■ TU TAREA: Reproduce todas las líneas de los datos siguientes sin cambiar ni un carácter.

====== MATERIAL PROPORCIONADO ======

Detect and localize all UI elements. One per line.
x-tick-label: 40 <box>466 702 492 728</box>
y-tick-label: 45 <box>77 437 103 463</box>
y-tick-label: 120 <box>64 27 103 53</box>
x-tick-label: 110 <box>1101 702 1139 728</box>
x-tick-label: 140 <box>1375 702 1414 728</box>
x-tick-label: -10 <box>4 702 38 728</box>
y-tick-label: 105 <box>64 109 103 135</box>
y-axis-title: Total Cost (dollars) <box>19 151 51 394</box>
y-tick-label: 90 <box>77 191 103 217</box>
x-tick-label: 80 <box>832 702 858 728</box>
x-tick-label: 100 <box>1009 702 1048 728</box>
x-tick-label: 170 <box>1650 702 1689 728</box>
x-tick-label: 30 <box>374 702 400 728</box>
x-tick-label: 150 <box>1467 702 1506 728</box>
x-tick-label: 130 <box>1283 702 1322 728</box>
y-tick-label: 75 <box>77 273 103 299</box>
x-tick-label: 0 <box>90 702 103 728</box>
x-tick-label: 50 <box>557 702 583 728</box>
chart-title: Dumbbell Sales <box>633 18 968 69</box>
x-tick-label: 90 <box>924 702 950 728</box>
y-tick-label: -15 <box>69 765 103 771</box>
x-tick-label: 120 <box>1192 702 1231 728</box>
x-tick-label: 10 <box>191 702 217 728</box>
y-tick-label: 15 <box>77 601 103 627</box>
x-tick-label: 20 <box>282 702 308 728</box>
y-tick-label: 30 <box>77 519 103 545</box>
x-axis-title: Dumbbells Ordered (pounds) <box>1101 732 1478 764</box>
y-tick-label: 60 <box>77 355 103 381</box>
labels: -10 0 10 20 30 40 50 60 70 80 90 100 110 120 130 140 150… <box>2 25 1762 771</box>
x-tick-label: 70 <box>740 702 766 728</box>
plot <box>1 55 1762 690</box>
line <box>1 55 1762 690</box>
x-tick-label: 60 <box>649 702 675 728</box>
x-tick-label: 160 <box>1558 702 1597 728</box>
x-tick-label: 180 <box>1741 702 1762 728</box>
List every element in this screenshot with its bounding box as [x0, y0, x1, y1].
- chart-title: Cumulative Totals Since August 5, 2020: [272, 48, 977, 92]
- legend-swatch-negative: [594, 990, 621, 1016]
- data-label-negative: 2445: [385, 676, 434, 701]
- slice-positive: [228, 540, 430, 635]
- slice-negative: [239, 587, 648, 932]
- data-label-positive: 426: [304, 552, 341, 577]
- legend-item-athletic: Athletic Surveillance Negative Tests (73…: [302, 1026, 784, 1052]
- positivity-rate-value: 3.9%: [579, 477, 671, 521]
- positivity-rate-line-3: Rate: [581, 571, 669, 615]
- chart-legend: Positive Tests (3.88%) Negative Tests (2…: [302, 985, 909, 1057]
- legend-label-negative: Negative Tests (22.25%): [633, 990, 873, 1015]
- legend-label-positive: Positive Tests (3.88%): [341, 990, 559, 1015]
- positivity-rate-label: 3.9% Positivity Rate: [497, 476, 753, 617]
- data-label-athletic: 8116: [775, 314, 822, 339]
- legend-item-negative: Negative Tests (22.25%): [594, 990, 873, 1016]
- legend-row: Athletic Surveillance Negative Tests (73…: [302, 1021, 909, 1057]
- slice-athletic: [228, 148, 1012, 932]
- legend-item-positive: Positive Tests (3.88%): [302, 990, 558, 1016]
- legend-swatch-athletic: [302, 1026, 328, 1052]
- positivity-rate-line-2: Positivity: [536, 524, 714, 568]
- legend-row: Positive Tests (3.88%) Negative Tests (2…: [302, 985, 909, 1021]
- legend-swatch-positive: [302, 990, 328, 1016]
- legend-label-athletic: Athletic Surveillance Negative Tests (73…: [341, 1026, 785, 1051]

======

■ RESPUESTA DEL EJERCICIO:
Detect and localize all UI elements. One per line.
x-tick-label: 40 <box>466 702 492 728</box>
y-tick-label: 45 <box>77 437 103 463</box>
y-tick-label: 120 <box>64 27 103 53</box>
x-tick-label: 110 <box>1101 702 1139 728</box>
x-tick-label: 140 <box>1375 702 1414 728</box>
x-tick-label: -10 <box>4 702 38 728</box>
y-tick-label: 105 <box>64 109 103 135</box>
y-axis-title: Total Cost (dollars) <box>19 151 51 394</box>
y-tick-label: 90 <box>77 191 103 217</box>
x-tick-label: 80 <box>832 702 858 728</box>
x-tick-label: 100 <box>1009 702 1048 728</box>
x-tick-label: 170 <box>1650 702 1689 728</box>
x-tick-label: 30 <box>374 702 400 728</box>
x-tick-label: 150 <box>1467 702 1506 728</box>
x-tick-label: 130 <box>1283 702 1322 728</box>
y-tick-label: 75 <box>77 273 103 299</box>
x-tick-label: 0 <box>90 702 103 728</box>
x-tick-label: 50 <box>557 702 583 728</box>
chart-title: Dumbbell Sales <box>633 18 968 69</box>
x-tick-label: 90 <box>924 702 950 728</box>
y-tick-label: -15 <box>69 765 103 771</box>
x-tick-label: 120 <box>1192 702 1231 728</box>
x-tick-label: 10 <box>191 702 217 728</box>
y-tick-label: 15 <box>77 601 103 627</box>
x-tick-label: 20 <box>282 702 308 728</box>
y-tick-label: 30 <box>77 519 103 545</box>
x-axis-title: Dumbbells Ordered (pounds) <box>1101 732 1478 764</box>
y-tick-label: 60 <box>77 355 103 381</box>
labels: -10 0 10 20 30 40 50 60 70 80 90 100 110 120 130 140 150… <box>2 25 1762 771</box>
x-tick-label: 70 <box>740 702 766 728</box>
plot <box>1 55 1762 690</box>
line <box>1 55 1762 690</box>
x-tick-label: 60 <box>649 702 675 728</box>
x-tick-label: 160 <box>1558 702 1597 728</box>
x-tick-label: 180 <box>1741 702 1762 728</box>
List every element in this screenshot with its bounding box as [x0, y0, x1, y1].
- chart-title: Cumulative Totals Since August 5, 2020: [272, 48, 977, 92]
- legend-swatch-negative: [594, 990, 621, 1016]
- data-label-negative: 2445: [385, 676, 434, 701]
- slice-positive: [228, 540, 430, 635]
- slice-negative: [239, 587, 648, 932]
- data-label-positive: 426: [304, 552, 341, 577]
- legend-item-athletic: Athletic Surveillance Negative Tests (73…: [302, 1026, 784, 1052]
- positivity-rate-value: 3.9%: [579, 477, 671, 521]
- positivity-rate-line-3: Rate: [581, 571, 669, 615]
- chart-legend: Positive Tests (3.88%) Negative Tests (2…: [302, 985, 909, 1057]
- legend-label-negative: Negative Tests (22.25%): [633, 990, 873, 1015]
- legend-label-positive: Positive Tests (3.88%): [341, 990, 559, 1015]
- positivity-rate-label: 3.9% Positivity Rate: [497, 476, 753, 617]
- data-label-athletic: 8116: [775, 314, 822, 339]
- legend-item-negative: Negative Tests (22.25%): [594, 990, 873, 1016]
- legend-row: Athletic Surveillance Negative Tests (73…: [302, 1021, 909, 1057]
- slice-athletic: [228, 148, 1012, 932]
- legend-item-positive: Positive Tests (3.88%): [302, 990, 558, 1016]
- legend-swatch-athletic: [302, 1026, 328, 1052]
- positivity-rate-line-2: Positivity: [536, 524, 714, 568]
- legend-row: Positive Tests (3.88%) Negative Tests (2…: [302, 985, 909, 1021]
- legend-swatch-positive: [302, 990, 328, 1016]
- legend-label-athletic: Athletic Surveillance Negative Tests (73…: [341, 1026, 785, 1051]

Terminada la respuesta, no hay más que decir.